++++ SUPPLIED DATA

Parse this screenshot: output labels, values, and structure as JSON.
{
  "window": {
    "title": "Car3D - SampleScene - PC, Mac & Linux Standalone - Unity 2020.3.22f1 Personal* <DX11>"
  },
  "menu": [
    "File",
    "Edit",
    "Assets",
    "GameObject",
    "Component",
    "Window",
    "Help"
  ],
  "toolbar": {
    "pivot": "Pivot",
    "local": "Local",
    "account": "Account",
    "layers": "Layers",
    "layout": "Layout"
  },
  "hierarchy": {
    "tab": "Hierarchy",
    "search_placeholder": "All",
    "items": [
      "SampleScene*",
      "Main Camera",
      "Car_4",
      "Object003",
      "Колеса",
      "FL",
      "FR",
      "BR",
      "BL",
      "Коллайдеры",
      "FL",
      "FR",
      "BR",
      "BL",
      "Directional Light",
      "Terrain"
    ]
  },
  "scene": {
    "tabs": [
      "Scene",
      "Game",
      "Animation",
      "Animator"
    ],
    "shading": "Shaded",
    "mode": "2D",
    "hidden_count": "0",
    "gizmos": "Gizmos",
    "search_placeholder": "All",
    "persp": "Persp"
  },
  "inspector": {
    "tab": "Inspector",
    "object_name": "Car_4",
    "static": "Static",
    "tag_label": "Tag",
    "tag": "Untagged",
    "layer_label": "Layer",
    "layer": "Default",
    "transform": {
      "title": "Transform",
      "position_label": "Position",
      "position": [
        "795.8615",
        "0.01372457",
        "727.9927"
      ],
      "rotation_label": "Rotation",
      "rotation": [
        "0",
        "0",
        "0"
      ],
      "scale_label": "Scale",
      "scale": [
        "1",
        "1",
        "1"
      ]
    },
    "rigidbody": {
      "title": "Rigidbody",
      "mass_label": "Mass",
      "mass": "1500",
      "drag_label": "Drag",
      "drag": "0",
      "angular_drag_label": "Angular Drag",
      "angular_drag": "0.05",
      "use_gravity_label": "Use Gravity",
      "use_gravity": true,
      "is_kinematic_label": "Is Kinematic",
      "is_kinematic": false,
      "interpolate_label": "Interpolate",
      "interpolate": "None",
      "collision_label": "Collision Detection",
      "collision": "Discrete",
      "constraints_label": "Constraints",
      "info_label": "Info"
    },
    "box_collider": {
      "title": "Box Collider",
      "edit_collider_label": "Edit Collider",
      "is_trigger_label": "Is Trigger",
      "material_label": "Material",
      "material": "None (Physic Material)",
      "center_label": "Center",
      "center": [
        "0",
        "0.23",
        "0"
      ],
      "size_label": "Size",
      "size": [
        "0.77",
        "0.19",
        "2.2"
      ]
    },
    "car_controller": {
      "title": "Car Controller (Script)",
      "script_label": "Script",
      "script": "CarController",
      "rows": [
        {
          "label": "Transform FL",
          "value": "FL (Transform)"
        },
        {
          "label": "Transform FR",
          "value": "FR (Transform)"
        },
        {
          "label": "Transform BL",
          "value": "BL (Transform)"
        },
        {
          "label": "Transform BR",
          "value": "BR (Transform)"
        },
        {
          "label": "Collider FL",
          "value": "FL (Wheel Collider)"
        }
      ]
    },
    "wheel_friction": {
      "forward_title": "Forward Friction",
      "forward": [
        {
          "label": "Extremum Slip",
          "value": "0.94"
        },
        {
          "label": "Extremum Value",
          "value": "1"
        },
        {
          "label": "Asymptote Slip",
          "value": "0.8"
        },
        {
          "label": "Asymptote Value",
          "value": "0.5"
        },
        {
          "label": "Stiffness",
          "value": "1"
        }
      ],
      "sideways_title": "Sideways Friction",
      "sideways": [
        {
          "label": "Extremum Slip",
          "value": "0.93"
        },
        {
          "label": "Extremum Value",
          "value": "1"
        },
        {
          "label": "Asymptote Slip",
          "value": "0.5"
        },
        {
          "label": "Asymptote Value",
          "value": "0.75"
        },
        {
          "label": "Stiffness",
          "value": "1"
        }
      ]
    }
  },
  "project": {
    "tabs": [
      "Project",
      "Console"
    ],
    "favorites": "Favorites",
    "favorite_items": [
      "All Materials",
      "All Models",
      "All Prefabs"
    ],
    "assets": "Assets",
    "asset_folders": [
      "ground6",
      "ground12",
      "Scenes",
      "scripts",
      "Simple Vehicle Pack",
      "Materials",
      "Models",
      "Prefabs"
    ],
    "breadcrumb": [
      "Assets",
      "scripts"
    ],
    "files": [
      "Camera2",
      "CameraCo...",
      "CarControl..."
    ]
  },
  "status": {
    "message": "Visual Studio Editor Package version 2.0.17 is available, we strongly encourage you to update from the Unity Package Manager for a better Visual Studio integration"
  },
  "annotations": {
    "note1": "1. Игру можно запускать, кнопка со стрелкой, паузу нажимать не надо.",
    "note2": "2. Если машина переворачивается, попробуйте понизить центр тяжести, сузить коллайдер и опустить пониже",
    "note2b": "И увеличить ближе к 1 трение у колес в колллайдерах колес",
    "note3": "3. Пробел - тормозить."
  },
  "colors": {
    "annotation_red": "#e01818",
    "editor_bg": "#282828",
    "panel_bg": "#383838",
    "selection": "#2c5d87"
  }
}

++++++++

WHAT TO WORK ON: Set down every record above exactly as given.

OUTPUT OF THE EXERCISE:
Parse this screenshot: output labels, values, and structure as JSON.
{
  "window": {
    "title": "Car3D - SampleScene - PC, Mac & Linux Standalone - Unity 2020.3.22f1 Personal* <DX11>"
  },
  "menu": [
    "File",
    "Edit",
    "Assets",
    "GameObject",
    "Component",
    "Window",
    "Help"
  ],
  "toolbar": {
    "pivot": "Pivot",
    "local": "Local",
    "account": "Account",
    "layers": "Layers",
    "layout": "Layout"
  },
  "hierarchy": {
    "tab": "Hierarchy",
    "search_placeholder": "All",
    "items": [
      "SampleScene*",
      "Main Camera",
      "Car_4",
      "Object003",
      "Колеса",
      "FL",
      "FR",
      "BR",
      "BL",
      "Коллайдеры",
      "FL",
      "FR",
      "BR",
      "BL",
      "Directional Light",
      "Terrain"
    ]
  },
  "scene": {
    "tabs": [
      "Scene",
      "Game",
      "Animation",
      "Animator"
    ],
    "shading": "Shaded",
    "mode": "2D",
    "hidden_count": "0",
    "gizmos": "Gizmos",
    "search_placeholder": "All",
    "persp": "Persp"
  },
  "inspector": {
    "tab": "Inspector",
    "object_name": "Car_4",
    "static": "Static",
    "tag_label": "Tag",
    "tag": "Untagged",
    "layer_label": "Layer",
    "layer": "Default",
    "transform": {
      "title": "Transform",
      "position_label": "Position",
      "position": [
        "795.8615",
        "0.01372457",
        "727.9927"
      ],
      "rotation_label": "Rotation",
      "rotation": [
        "0",
        "0",
        "0"
      ],
      "scale_label": "Scale",
      "scale": [
        "1",
        "1",
        "1"
      ]
    },
    "rigidbody": {
      "title": "Rigidbody",
      "mass_label": "Mass",
      "mass": "1500",
      "drag_label": "Drag",
      "drag": "0",
      "angular_drag_label": "Angular Drag",
      "angular_drag": "0.05",
      "use_gravity_label": "Use Gravity",
      "use_gravity": true,
      "is_kinematic_label": "Is Kinematic",
      "is_kinematic": false,
      "interpolate_label": "Interpolate",
      "interpolate": "None",
      "collision_label": "Collision Detection",
      "collision": "Discrete",
      "constraints_label": "Constraints",
      "info_label": "Info"
    },
    "box_collider": {
      "title": "Box Collider",
      "edit_collider_label": "Edit Collider",
      "is_trigger_label": "Is Trigger",
      "material_label": "Material",
      "material": "None (Physic Material)",
      "center_label": "Center",
      "center": [
        "0",
        "0.23",
        "0"
      ],
      "size_label": "Size",
      "size": [
        "0.77",
        "0.19",
        "2.2"
      ]
    },
    "car_controller": {
      "title": "Car Controller (Script)",
      "script_label": "Script",
      "script": "CarController",
      "rows": [
        {
          "label": "Transform FL",
          "value": "FL (Transform)"
        },
        {
          "label": "Transform FR",
          "value": "FR (Transform)"
        },
        {
          "label": "Transform BL",
          "value": "BL (Transform)"
        },
        {
          "label": "Transform BR",
          "value": "BR (Transform)"
        },
        {
          "label": "Collider FL",
          "value": "FL (Wheel Collider)"
        }
      ]
    },
    "wheel_friction": {
      "forward_title": "Forward Friction",
      "forward": [
        {
          "label": "Extremum Slip",
          "value": "0.94"
        },
        {
          "label": "Extremum Value",
          "value": "1"
        },
        {
          "label": "Asymptote Slip",
          "value": "0.8"
        },
        {
          "label": "Asymptote Value",
          "value": "0.5"
        },
        {
          "label": "Stiffness",
          "value": "1"
        }
      ],
      "sideways_title": "Sideways Friction",
      "sideways": [
        {
          "label": "Extremum Slip",
          "value": "0.93"
        },
        {
          "label": "Extremum Value",
          "value": "1"
        },
        {
          "label": "Asymptote Slip",
          "value": "0.5"
        },
        {
          "label": "Asymptote Value",
          "value": "0.75"
        },
        {
          "label": "Stiffness",
          "value": "1"
        }
      ]
    }
  },
  "project": {
    "tabs": [
      "Project",
      "Console"
    ],
    "favorites": "Favorites",
    "favorite_items": [
      "All Materials",
      "All Models",
      "All Prefabs"
    ],
    "assets": "Assets",
    "asset_folders": [
      "ground6",
      "ground12",
      "Scenes",
      "scripts",
      "Simple Vehicle Pack",
      "Materials",
      "Models",
      "Prefabs"
    ],
    "breadcrumb": [
      "Assets",
      "scripts"
    ],
    "files": [
      "Camera2",
      "CameraCo...",
      "CarControl..."
    ]
  },
  "status": {
    "message": "Visual Studio Editor Package version 2.0.17 is available, we strongly encourage you to update from the Unity Package Manager for a better Visual Studio integration"
  },
  "annotations": {
    "note1": "1. Игру можно запускать, кнопка со стрелкой, паузу нажимать не надо.",
    "note2": "2. Если машина переворачивается, попробуйте понизить центр тяжести, сузить коллайдер и опустить пониже",
    "note2b": "И увеличить ближе к 1 трение у колес в колллайдерах колес",
    "note3": "3. Пробел - тормозить."
  },
  "colors": {
    "annotation_red": "#e01818",
    "editor_bg": "#282828",
    "panel_bg": "#383838",
    "selection": "#2c5d87"
  }
}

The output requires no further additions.